(Short exercise)
Pictures in the data below are not part of the copy; transcribe everything else exactly.

(Input records)
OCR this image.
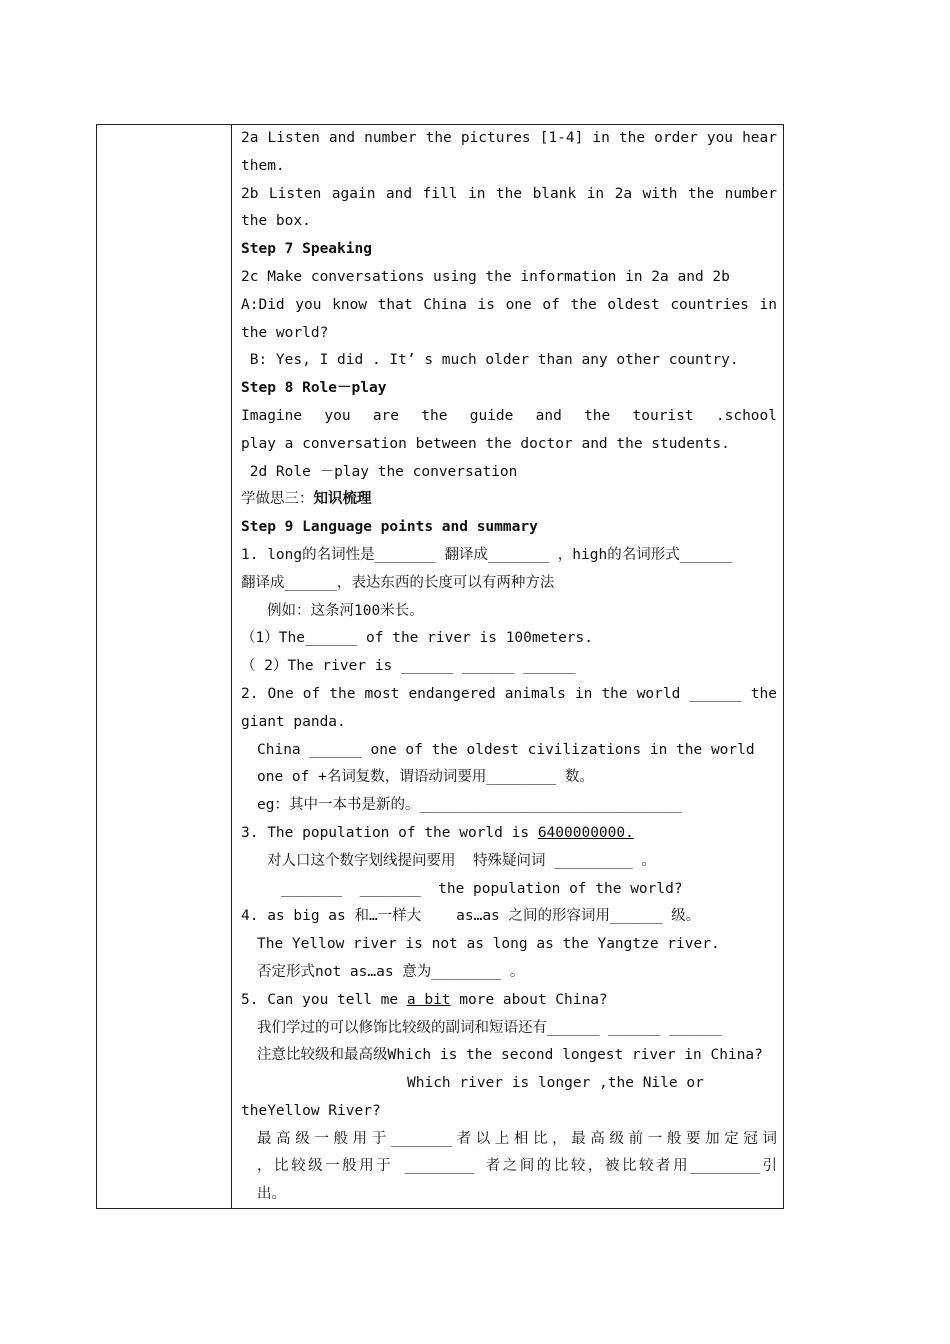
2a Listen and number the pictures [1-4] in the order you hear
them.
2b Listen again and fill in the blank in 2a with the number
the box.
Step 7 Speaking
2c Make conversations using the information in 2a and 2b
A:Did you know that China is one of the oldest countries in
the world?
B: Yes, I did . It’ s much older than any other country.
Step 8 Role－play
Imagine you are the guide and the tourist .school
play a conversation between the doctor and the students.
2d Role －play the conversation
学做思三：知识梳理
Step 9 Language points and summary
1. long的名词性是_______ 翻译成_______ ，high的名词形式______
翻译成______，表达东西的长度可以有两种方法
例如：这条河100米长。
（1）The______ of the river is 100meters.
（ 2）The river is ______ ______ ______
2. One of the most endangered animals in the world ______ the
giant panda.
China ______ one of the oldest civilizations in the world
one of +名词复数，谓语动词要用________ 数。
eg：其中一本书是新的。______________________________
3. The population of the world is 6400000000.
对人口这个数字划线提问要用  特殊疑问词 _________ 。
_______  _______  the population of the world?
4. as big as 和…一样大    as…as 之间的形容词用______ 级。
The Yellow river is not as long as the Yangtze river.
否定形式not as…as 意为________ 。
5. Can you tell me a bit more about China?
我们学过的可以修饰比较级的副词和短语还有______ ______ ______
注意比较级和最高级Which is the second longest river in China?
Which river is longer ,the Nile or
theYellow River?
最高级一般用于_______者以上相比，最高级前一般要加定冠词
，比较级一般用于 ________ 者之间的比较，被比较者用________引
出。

(Task solution)
OCR this image.
2a Listen and number the pictures [1-4] in the order you hear
them.
2b Listen again and fill in the blank in 2a with the number
the box.
Step 7 Speaking
2c Make conversations using the information in 2a and 2b
A:Did you know that China is one of the oldest countries in
the world?
B: Yes, I did . It’ s much older than any other country.
Step 8 Role－play
Imagine you are the guide and the tourist .school
play a conversation between the doctor and the students.
2d Role －play the conversation
学做思三：知识梳理
Step 9 Language points and summary
1. long的名词性是_______ 翻译成_______ ，high的名词形式______
翻译成______，表达东西的长度可以有两种方法
例如：这条河100米长。
（1）The______ of the river is 100meters.
（ 2）The river is ______ ______ ______
2. One of the most endangered animals in the world ______ the
giant panda.
China ______ one of the oldest civilizations in the world
one of +名词复数，谓语动词要用________ 数。
eg：其中一本书是新的。______________________________
3. The population of the world is 6400000000.
对人口这个数字划线提问要用  特殊疑问词 _________ 。
_______  _______  the population of the world?
4. as big as 和…一样大    as…as 之间的形容词用______ 级。
The Yellow river is not as long as the Yangtze river.
否定形式not as…as 意为________ 。
5. Can you tell me a bit more about China?
我们学过的可以修饰比较级的副词和短语还有______ ______ ______
注意比较级和最高级Which is the second longest river in China?
Which river is longer ,the Nile or
theYellow River?
最高级一般用于_______者以上相比，最高级前一般要加定冠词
，比较级一般用于 ________ 者之间的比较，被比较者用________引
出。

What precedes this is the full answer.